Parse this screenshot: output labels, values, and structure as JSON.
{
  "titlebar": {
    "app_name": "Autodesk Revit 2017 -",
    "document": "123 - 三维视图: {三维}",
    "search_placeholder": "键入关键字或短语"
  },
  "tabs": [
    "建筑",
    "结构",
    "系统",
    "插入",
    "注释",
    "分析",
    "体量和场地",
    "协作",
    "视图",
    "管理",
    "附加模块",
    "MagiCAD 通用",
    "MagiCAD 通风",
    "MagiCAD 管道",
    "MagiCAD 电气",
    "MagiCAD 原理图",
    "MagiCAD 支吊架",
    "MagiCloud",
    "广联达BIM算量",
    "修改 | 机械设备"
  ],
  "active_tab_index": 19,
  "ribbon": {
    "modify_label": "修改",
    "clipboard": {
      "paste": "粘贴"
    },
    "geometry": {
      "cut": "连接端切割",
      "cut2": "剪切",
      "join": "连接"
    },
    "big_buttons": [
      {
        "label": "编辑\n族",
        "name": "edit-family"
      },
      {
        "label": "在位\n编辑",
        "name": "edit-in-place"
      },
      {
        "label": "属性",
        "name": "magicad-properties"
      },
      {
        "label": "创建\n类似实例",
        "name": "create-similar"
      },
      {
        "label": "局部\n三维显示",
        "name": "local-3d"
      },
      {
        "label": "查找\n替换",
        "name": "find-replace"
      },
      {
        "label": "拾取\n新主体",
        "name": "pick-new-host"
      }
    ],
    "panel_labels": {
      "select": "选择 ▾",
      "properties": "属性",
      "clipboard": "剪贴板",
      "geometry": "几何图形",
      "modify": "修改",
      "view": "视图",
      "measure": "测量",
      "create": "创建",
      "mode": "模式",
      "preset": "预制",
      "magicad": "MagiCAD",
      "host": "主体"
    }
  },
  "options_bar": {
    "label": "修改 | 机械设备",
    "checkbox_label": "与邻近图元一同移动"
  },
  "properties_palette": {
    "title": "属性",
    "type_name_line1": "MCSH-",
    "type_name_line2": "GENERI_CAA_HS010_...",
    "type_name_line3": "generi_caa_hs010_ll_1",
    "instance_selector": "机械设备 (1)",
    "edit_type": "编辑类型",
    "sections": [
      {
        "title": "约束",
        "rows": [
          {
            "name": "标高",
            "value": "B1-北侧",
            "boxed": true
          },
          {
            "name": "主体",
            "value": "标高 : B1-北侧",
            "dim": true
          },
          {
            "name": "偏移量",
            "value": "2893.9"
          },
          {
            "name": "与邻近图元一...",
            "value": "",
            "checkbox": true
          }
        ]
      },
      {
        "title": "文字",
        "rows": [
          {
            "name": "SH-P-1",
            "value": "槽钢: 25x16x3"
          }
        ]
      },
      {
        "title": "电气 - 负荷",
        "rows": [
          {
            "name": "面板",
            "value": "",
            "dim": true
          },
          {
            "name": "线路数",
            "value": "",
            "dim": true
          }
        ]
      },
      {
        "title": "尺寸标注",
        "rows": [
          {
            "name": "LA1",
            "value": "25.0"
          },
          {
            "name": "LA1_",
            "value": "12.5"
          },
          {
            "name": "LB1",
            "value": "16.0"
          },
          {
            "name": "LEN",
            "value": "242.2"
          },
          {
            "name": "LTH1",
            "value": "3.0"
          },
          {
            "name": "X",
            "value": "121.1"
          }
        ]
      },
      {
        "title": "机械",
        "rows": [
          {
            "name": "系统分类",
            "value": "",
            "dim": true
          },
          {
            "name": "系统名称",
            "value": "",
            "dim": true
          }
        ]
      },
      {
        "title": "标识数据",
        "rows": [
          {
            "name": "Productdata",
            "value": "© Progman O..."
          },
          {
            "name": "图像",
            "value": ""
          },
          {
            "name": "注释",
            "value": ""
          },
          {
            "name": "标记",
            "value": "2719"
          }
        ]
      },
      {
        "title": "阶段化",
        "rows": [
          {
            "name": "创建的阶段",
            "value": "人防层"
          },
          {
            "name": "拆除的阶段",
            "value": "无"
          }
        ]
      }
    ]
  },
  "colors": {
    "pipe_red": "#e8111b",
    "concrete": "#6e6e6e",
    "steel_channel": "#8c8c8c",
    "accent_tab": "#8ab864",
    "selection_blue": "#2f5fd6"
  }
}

+===+

:: WORK REQUIRED ::
Transcribe all entries exactly as they are given.

:: RESPONSE TO THE TASK ::
Parse this screenshot: output labels, values, and structure as JSON.
{
  "titlebar": {
    "app_name": "Autodesk Revit 2017 -",
    "document": "123 - 三维视图: {三维}",
    "search_placeholder": "键入关键字或短语"
  },
  "tabs": [
    "建筑",
    "结构",
    "系统",
    "插入",
    "注释",
    "分析",
    "体量和场地",
    "协作",
    "视图",
    "管理",
    "附加模块",
    "MagiCAD 通用",
    "MagiCAD 通风",
    "MagiCAD 管道",
    "MagiCAD 电气",
    "MagiCAD 原理图",
    "MagiCAD 支吊架",
    "MagiCloud",
    "广联达BIM算量",
    "修改 | 机械设备"
  ],
  "active_tab_index": 19,
  "ribbon": {
    "modify_label": "修改",
    "clipboard": {
      "paste": "粘贴"
    },
    "geometry": {
      "cut": "连接端切割",
      "cut2": "剪切",
      "join": "连接"
    },
    "big_buttons": [
      {
        "label": "编辑\n族",
        "name": "edit-family"
      },
      {
        "label": "在位\n编辑",
        "name": "edit-in-place"
      },
      {
        "label": "属性",
        "name": "magicad-properties"
      },
      {
        "label": "创建\n类似实例",
        "name": "create-similar"
      },
      {
        "label": "局部\n三维显示",
        "name": "local-3d"
      },
      {
        "label": "查找\n替换",
        "name": "find-replace"
      },
      {
        "label": "拾取\n新主体",
        "name": "pick-new-host"
      }
    ],
    "panel_labels": {
      "select": "选择 ▾",
      "properties": "属性",
      "clipboard": "剪贴板",
      "geometry": "几何图形",
      "modify": "修改",
      "view": "视图",
      "measure": "测量",
      "create": "创建",
      "mode": "模式",
      "preset": "预制",
      "magicad": "MagiCAD",
      "host": "主体"
    }
  },
  "options_bar": {
    "label": "修改 | 机械设备",
    "checkbox_label": "与邻近图元一同移动"
  },
  "properties_palette": {
    "title": "属性",
    "type_name_line1": "MCSH-",
    "type_name_line2": "GENERI_CAA_HS010_...",
    "type_name_line3": "generi_caa_hs010_ll_1",
    "instance_selector": "机械设备 (1)",
    "edit_type": "编辑类型",
    "sections": [
      {
        "title": "约束",
        "rows": [
          {
            "name": "标高",
            "value": "B1-北侧",
            "boxed": true
          },
          {
            "name": "主体",
            "value": "标高 : B1-北侧",
            "dim": true
          },
          {
            "name": "偏移量",
            "value": "2893.9"
          },
          {
            "name": "与邻近图元一...",
            "value": "",
            "checkbox": true
          }
        ]
      },
      {
        "title": "文字",
        "rows": [
          {
            "name": "SH-P-1",
            "value": "槽钢: 25x16x3"
          }
        ]
      },
      {
        "title": "电气 - 负荷",
        "rows": [
          {
            "name": "面板",
            "value": "",
            "dim": true
          },
          {
            "name": "线路数",
            "value": "",
            "dim": true
          }
        ]
      },
      {
        "title": "尺寸标注",
        "rows": [
          {
            "name": "LA1",
            "value": "25.0"
          },
          {
            "name": "LA1_",
            "value": "12.5"
          },
          {
            "name": "LB1",
            "value": "16.0"
          },
          {
            "name": "LEN",
            "value": "242.2"
          },
          {
            "name": "LTH1",
            "value": "3.0"
          },
          {
            "name": "X",
            "value": "121.1"
          }
        ]
      },
      {
        "title": "机械",
        "rows": [
          {
            "name": "系统分类",
            "value": "",
            "dim": true
          },
          {
            "name": "系统名称",
            "value": "",
            "dim": true
          }
        ]
      },
      {
        "title": "标识数据",
        "rows": [
          {
            "name": "Productdata",
            "value": "© Progman O..."
          },
          {
            "name": "图像",
            "value": ""
          },
          {
            "name": "注释",
            "value": ""
          },
          {
            "name": "标记",
            "value": "2719"
          }
        ]
      },
      {
        "title": "阶段化",
        "rows": [
          {
            "name": "创建的阶段",
            "value": "人防层"
          },
          {
            "name": "拆除的阶段",
            "value": "无"
          }
        ]
      }
    ]
  },
  "colors": {
    "pipe_red": "#e8111b",
    "concrete": "#6e6e6e",
    "steel_channel": "#8c8c8c",
    "accent_tab": "#8ab864",
    "selection_blue": "#2f5fd6"
  }
}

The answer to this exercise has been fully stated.